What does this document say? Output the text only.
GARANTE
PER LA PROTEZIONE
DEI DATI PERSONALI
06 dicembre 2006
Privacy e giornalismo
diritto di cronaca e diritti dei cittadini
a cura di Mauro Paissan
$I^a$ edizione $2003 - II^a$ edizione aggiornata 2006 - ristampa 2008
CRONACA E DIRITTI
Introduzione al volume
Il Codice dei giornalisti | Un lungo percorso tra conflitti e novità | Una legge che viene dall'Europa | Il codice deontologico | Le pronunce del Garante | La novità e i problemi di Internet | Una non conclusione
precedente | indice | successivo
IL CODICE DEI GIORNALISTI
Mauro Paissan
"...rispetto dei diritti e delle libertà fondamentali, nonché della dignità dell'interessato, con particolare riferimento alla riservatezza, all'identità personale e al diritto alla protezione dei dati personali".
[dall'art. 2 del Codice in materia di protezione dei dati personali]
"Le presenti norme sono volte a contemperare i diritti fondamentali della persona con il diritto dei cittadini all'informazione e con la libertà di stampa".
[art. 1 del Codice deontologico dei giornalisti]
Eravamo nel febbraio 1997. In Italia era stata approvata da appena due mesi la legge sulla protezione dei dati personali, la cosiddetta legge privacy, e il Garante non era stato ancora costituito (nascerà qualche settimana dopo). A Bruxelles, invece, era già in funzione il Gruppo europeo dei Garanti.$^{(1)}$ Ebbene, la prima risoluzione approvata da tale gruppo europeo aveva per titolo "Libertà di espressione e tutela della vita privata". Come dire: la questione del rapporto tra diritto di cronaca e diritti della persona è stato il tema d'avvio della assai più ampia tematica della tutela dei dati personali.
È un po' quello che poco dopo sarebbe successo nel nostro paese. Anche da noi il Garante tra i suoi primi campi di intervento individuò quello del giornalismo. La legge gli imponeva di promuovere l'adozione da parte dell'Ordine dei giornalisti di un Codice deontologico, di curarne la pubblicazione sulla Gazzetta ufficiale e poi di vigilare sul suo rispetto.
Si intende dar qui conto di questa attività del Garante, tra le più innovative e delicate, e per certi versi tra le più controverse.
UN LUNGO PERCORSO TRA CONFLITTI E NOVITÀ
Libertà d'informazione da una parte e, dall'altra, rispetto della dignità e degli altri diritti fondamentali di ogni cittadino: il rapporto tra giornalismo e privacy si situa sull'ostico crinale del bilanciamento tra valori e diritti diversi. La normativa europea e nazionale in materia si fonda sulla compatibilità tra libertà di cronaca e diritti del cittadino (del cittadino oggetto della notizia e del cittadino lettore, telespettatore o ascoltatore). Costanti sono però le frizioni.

▶ _THE REQUEST_: Quote each line of the data above exactly as written.

▶ _CORRECT OUTPUT_:
What does this document say? Output the text only.
GARANTE
PER LA PROTEZIONE
DEI DATI PERSONALI
06 dicembre 2006
Privacy e giornalismo
diritto di cronaca e diritti dei cittadini
a cura di Mauro Paissan
$I^a$ edizione $2003 - II^a$ edizione aggiornata 2006 - ristampa 2008
CRONACA E DIRITTI
Introduzione al volume
Il Codice dei giornalisti | Un lungo percorso tra conflitti e novità | Una legge che viene dall'Europa | Il codice deontologico | Le pronunce del Garante | La novità e i problemi di Internet | Una non conclusione
precedente | indice | successivo
IL CODICE DEI GIORNALISTI
Mauro Paissan
"...rispetto dei diritti e delle libertà fondamentali, nonché della dignità dell'interessato, con particolare riferimento alla riservatezza, all'identità personale e al diritto alla protezione dei dati personali".
[dall'art. 2 del Codice in materia di protezione dei dati personali]
"Le presenti norme sono volte a contemperare i diritti fondamentali della persona con il diritto dei cittadini all'informazione e con la libertà di stampa".
[art. 1 del Codice deontologico dei giornalisti]
Eravamo nel febbraio 1997. In Italia era stata approvata da appena due mesi la legge sulla protezione dei dati personali, la cosiddetta legge privacy, e il Garante non era stato ancora costituito (nascerà qualche settimana dopo). A Bruxelles, invece, era già in funzione il Gruppo europeo dei Garanti.$^{(1)}$ Ebbene, la prima risoluzione approvata da tale gruppo europeo aveva per titolo "Libertà di espressione e tutela della vita privata". Come dire: la questione del rapporto tra diritto di cronaca e diritti della persona è stato il tema d'avvio della assai più ampia tematica della tutela dei dati personali.
È un po' quello che poco dopo sarebbe successo nel nostro paese. Anche da noi il Garante tra i suoi primi campi di intervento individuò quello del giornalismo. La legge gli imponeva di promuovere l'adozione da parte dell'Ordine dei giornalisti di un Codice deontologico, di curarne la pubblicazione sulla Gazzetta ufficiale e poi di vigilare sul suo rispetto.
Si intende dar qui conto di questa attività del Garante, tra le più innovative e delicate, e per certi versi tra le più controverse.
UN LUNGO PERCORSO TRA CONFLITTI E NOVITÀ
Libertà d'informazione da una parte e, dall'altra, rispetto della dignità e degli altri diritti fondamentali di ogni cittadino: il rapporto tra giornalismo e privacy si situa sull'ostico crinale del bilanciamento tra valori e diritti diversi. La normativa europea e nazionale in materia si fonda sulla compatibilità tra libertà di cronaca e diritti del cittadino (del cittadino oggetto della notizia e del cittadino lettore, telespettatore o ascoltatore). Costanti sono però le frizioni.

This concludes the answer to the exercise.